▶ DATASET

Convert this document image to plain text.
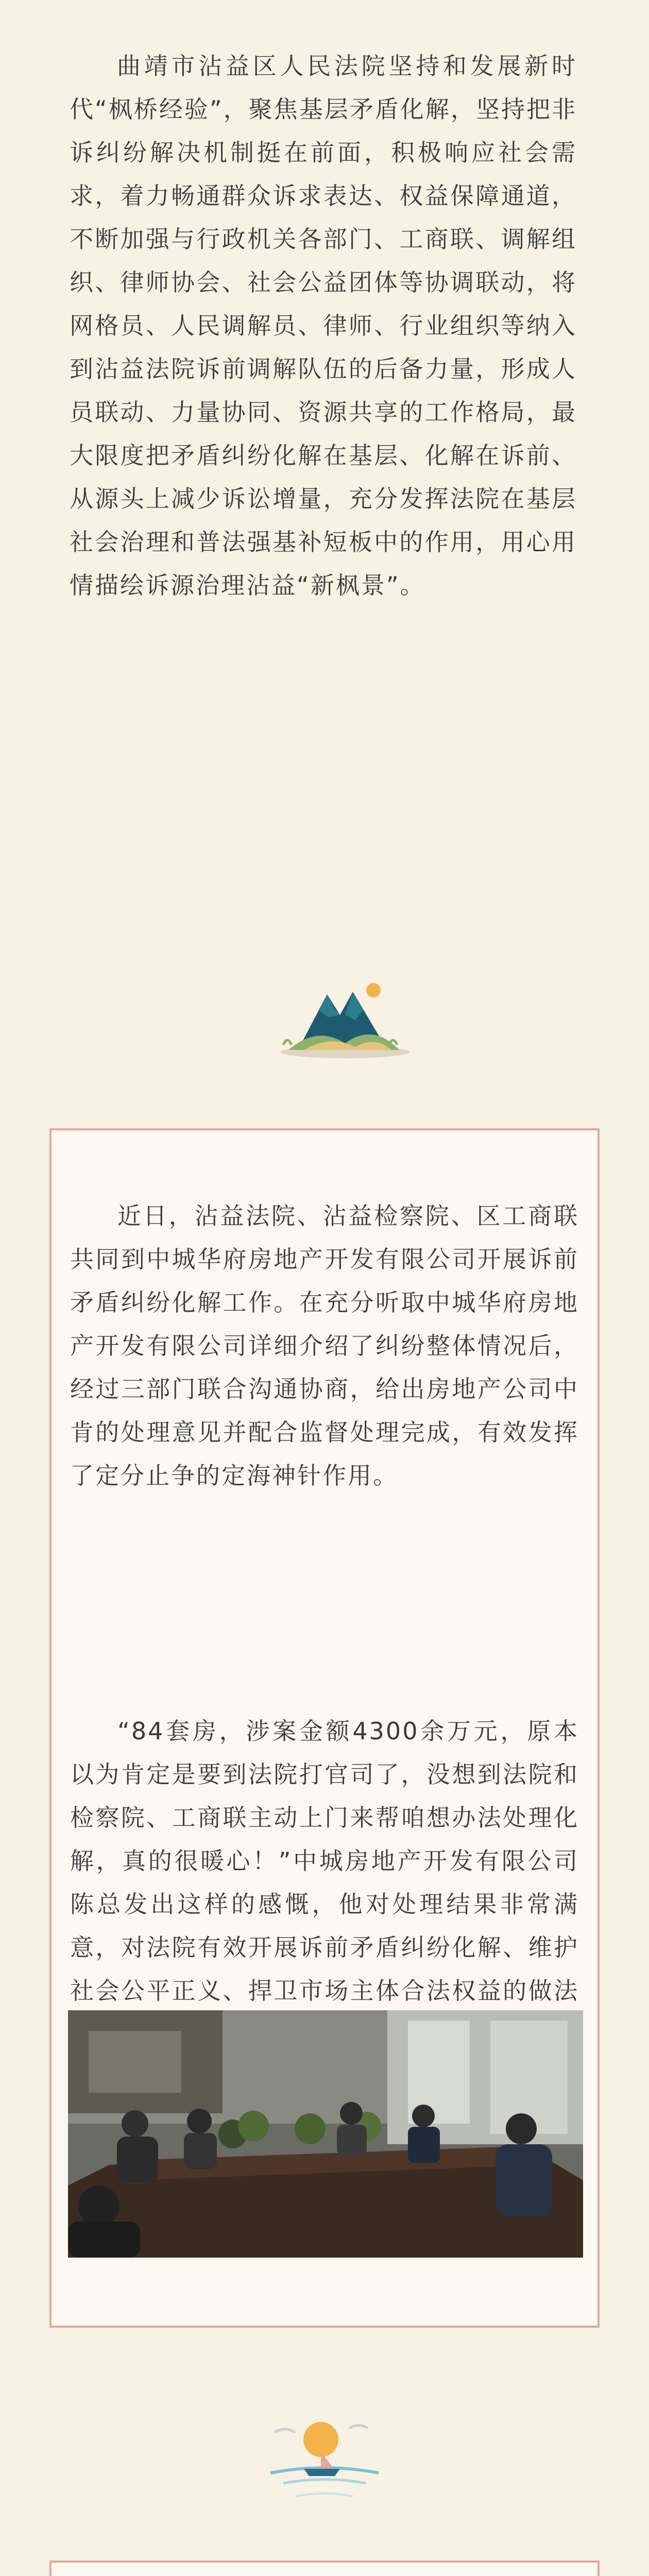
曲靖市沾益区人民法院坚持和发展新时代“枫桥经验”，聚焦基层矛盾化解，坚持把非诉纠纷解决机制挺在前面，积极响应社会需求，着力畅通群众诉求表达、权益保障通道，不断加强与行政机关各部门、工商联、调解组织、律师协会、社会公益团体等协调联动，将网格员、人民调解员、律师、行业组织等纳入到沾益法院诉前调解队伍的后备力量，形成人员联动、力量协同、资源共享的工作格局，最大限度把矛盾纠纷化解在基层、化解在诉前、从源头上减少诉讼增量，充分发挥法院在基层社会治理和普法强基补短板中的作用，用心用情描绘诉源治理沾益“新枫景”。

近日，沾益法院、沾益检察院、区工商联共同到中城华府房地产开发有限公司开展诉前矛盾纠纷化解工作。在充分听取中城华府房地产开发有限公司详细介绍了纠纷整体情况后，经过三部门联合沟通协商，给出房地产公司中肯的处理意见并配合监督处理完成，有效发挥了定分止争的定海神针作用。

“84套房，涉案金额4300余万元，原本以为肯定是要到法院打官司了，没想到法院和检察院、工商联主动上门来帮咱想办法处理化解，真的很暖心！”中城房地产开发有限公司陈总发出这样的感慨，他对处理结果非常满意，对法院有效开展诉前矛盾纠纷化解、维护社会公平正义、捍卫市场主体合法权益的做法
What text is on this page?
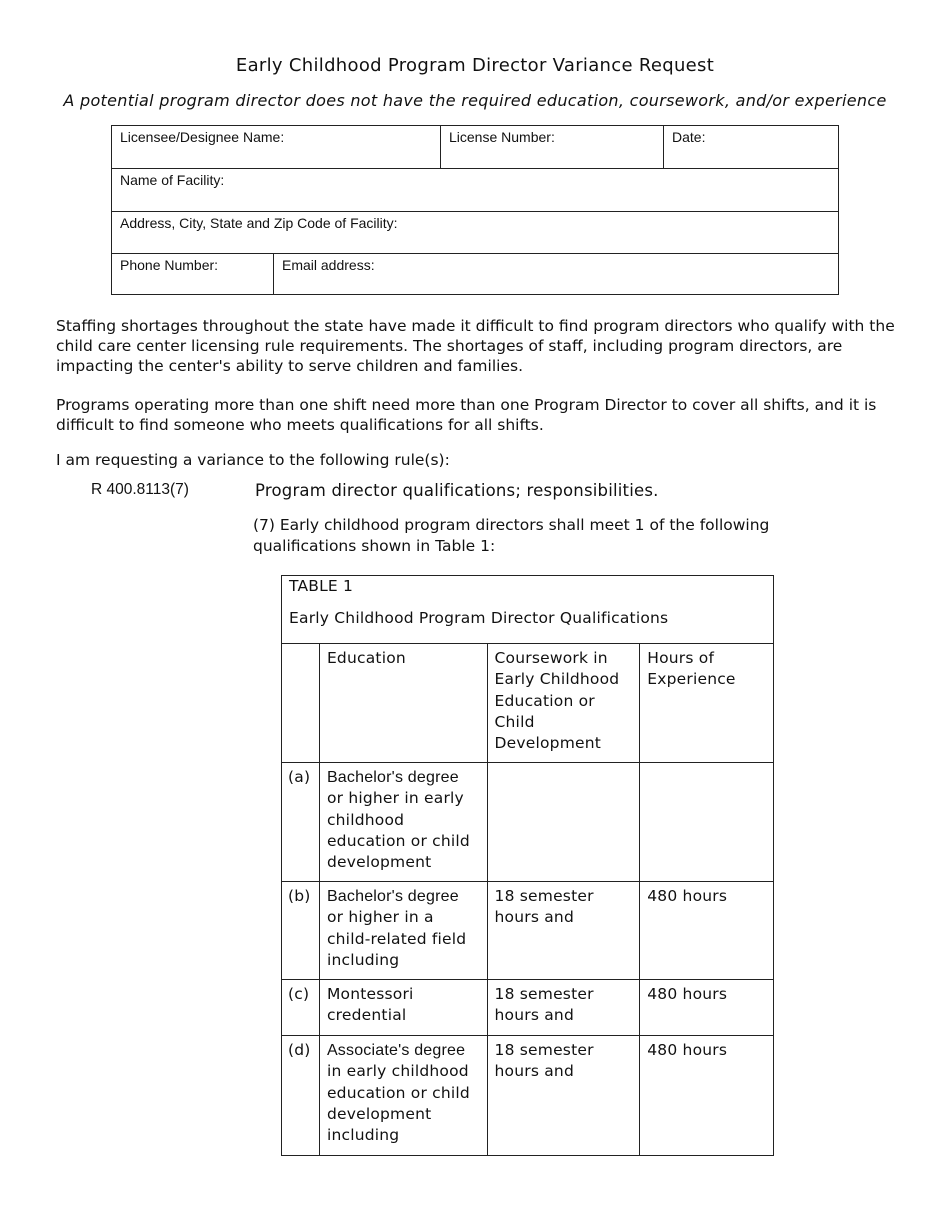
Early Childhood Program Director Variance Request
A potential program director does not have the required education, coursework, and/or experience
Licensee/Designee Name:	License Number:	Date:
Name of Facility:
Address, City, State and Zip Code of Facility:
Phone Number:	Email address:

Staffing shortages throughout the state have made it difficult to find program directors who qualify with the child care center licensing rule requirements. The shortages of staff, including program directors, are impacting the center's ability to serve children and families.

Programs operating more than one shift need more than one Program Director to cover all shifts, and it is difficult to find someone who meets qualifications for all shifts.

I am requesting a variance to the following rule(s):

R 400.8113(7)	Program director qualifications; responsibilities.

(7) Early childhood program directors shall meet 1 of the following qualifications shown in Table 1:

TABLE 1
Early Childhood Program Director Qualifications			

	Education	Coursework in Early Childhood Education or Child Development	Hours of Experience
(a)	Bachelor's degree or higher in early childhood education or child development		
(b)	Bachelor's degree or higher in a child-related field including	18 semester hours and	480 hours
(c)	Montessori credential	18 semester hours and	480 hours
(d)	Associate's degree in early childhood education or child development including	18 semester hours and	480 hours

▶ DESCRIPTION OF THE TASK
Restate the whole listing above exactly, please, omitting every image.

▶ EXERCISE RESULT
Convert this document image to plain text.
曲靖市沾益区人民法院坚持和发展新时代“枫桥经验”，聚焦基层矛盾化解，坚持把非诉纠纷解决机制挺在前面，积极响应社会需求，着力畅通群众诉求表达、权益保障通道，不断加强与行政机关各部门、工商联、调解组织、律师协会、社会公益团体等协调联动，将网格员、人民调解员、律师、行业组织等纳入到沾益法院诉前调解队伍的后备力量，形成人员联动、力量协同、资源共享的工作格局，最大限度把矛盾纠纷化解在基层、化解在诉前、从源头上减少诉讼增量，充分发挥法院在基层社会治理和普法强基补短板中的作用，用心用情描绘诉源治理沾益“新枫景”。

近日，沾益法院、沾益检察院、区工商联共同到中城华府房地产开发有限公司开展诉前矛盾纠纷化解工作。在充分听取中城华府房地产开发有限公司详细介绍了纠纷整体情况后，经过三部门联合沟通协商，给出房地产公司中肯的处理意见并配合监督处理完成，有效发挥了定分止争的定海神针作用。

“84套房，涉案金额4300余万元，原本以为肯定是要到法院打官司了，没想到法院和检察院、工商联主动上门来帮咱想办法处理化解，真的很暖心！”中城房地产开发有限公司陈总发出这样的感慨，他对处理结果非常满意，对法院有效开展诉前矛盾纠纷化解、维护社会公平正义、捍卫市场主体合法权益的做法
What text is on this page?
Early Childhood Program Director Variance Request
A potential program director does not have the required education, coursework, and/or experience
Licensee/Designee Name:	License Number:	Date:
Name of Facility:
Address, City, State and Zip Code of Facility:
Phone Number:	Email address:

Staffing shortages throughout the state have made it difficult to find program directors who qualify with the child care center licensing rule requirements. The shortages of staff, including program directors, are impacting the center's ability to serve children and families.

Programs operating more than one shift need more than one Program Director to cover all shifts, and it is difficult to find someone who meets qualifications for all shifts.

I am requesting a variance to the following rule(s):

R 400.8113(7)	Program director qualifications; responsibilities.

(7) Early childhood program directors shall meet 1 of the following qualifications shown in Table 1:

TABLE 1
Early Childhood Program Director Qualifications			

	Education	Coursework in Early Childhood Education or Child Development	Hours of Experience
(a)	Bachelor's degree or higher in early childhood education or child development		
(b)	Bachelor's degree or higher in a child-related field including	18 semester hours and	480 hours
(c)	Montessori credential	18 semester hours and	480 hours
(d)	Associate's degree in early childhood education or child development including	18 semester hours and	480 hours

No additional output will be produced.